=== WORKING DATA ===

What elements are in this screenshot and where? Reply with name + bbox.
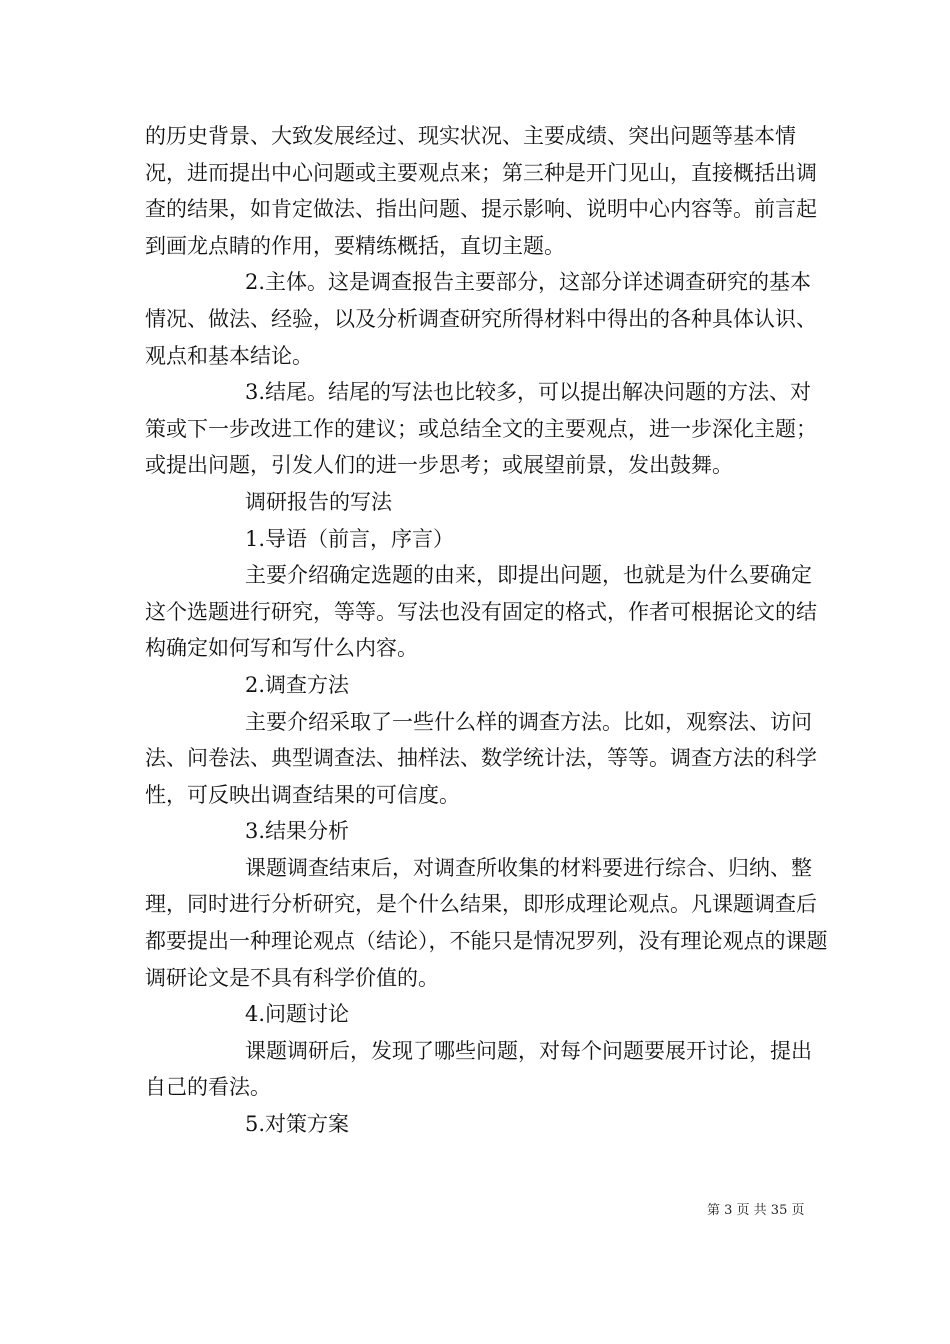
methods-paragraph: 主要介绍采取了一些什么样的调查方法。比如，观察法、访问法、问卷法、典型调查法、抽样法、数学统计法，等等。调查方法的科学性，可反映出调查结果的可信度。 bbox=[145, 709, 817, 807]
subheading-results: 3.结果分析 bbox=[245, 819, 350, 844]
subheading-methods: 2.调查方法 bbox=[245, 672, 350, 697]
subheading-intro: 1.导语（前言，序言） bbox=[245, 526, 455, 551]
section-heading: 调研报告的写法 bbox=[245, 489, 392, 514]
results-paragraph: 课题调查结束后，对调查所收集的材料要进行综合、归纳、整理，同时进行分析研究，是个什么结果，即形成理论观点。凡课题调查后都要提出一种理论观点（结论），不能只是情况罗列，没有理论观点的课题调研论文是不具有科学价值的。 bbox=[145, 855, 828, 990]
discussion-paragraph: 课题调研后，发现了哪些问题，对每个问题要展开讨论，提出自己的看法。 bbox=[145, 1038, 812, 1100]
page-number: 第 3 页 共 35 页 bbox=[707, 1203, 805, 1218]
section-body-paragraph: 2.主体。这是调查报告主要部分，这部分详述调查研究的基本情况、做法、经验，以及分析调查研究所得材料中得出的各种具体认识、观点和基本结论。 bbox=[145, 270, 817, 368]
subheading-solutions: 5.对策方案 bbox=[245, 1112, 350, 1137]
section-ending-paragraph: 3.结尾。结尾的写法也比较多，可以提出解决问题的方法、对策或下一步改进工作的建议；或总结全文的主要观点，进一步深化主题；或提出问题，引发人们的进一步思考；或展望前景，发出鼓舞。 bbox=[145, 380, 817, 478]
document-body bbox=[145, 118, 830, 1143]
subheading-discussion: 4.问题讨论 bbox=[245, 1002, 350, 1027]
intro-paragraph: 主要介绍确定选题的由来，即提出问题，也就是为什么要确定这个选题进行研究，等等。写法也没有固定的格式，作者可根据论文的结构确定如何写和写什么内容。 bbox=[145, 563, 817, 661]
continued-paragraph: 的历史背景、大致发展经过、现实状况、主要成绩、突出问题等基本情况，进而提出中心问题或主要观点来；第三种是开门见山，直接概括出调查的结果，如肯定做法、指出问题、提示影响、说明中心内容等。前言起到画龙点睛的作用，要精练概括，直切主题。 bbox=[145, 124, 817, 258]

===

* YOUR GOAL *
Turn the records into a numbered list, leaving out blank lines, starting at the line that contains "709, 817, 807]" and stopping after the line that contains "subheading-methods: 2.调查方法 bbox=[245, 672, 350, 697]".

* TASK RESULT *
1. methods-paragraph: 主要介绍采取了一些什么样的调查方法。比如，观察法、访问法、问卷法、典型调查法、抽样法、数学统计法，等等。调查方法的科学性，可反映出调查结果的可信度。 bbox=[145, 709, 817, 807]
2. subheading-results: 3.结果分析 bbox=[245, 819, 350, 844]
3. subheading-methods: 2.调查方法 bbox=[245, 672, 350, 697]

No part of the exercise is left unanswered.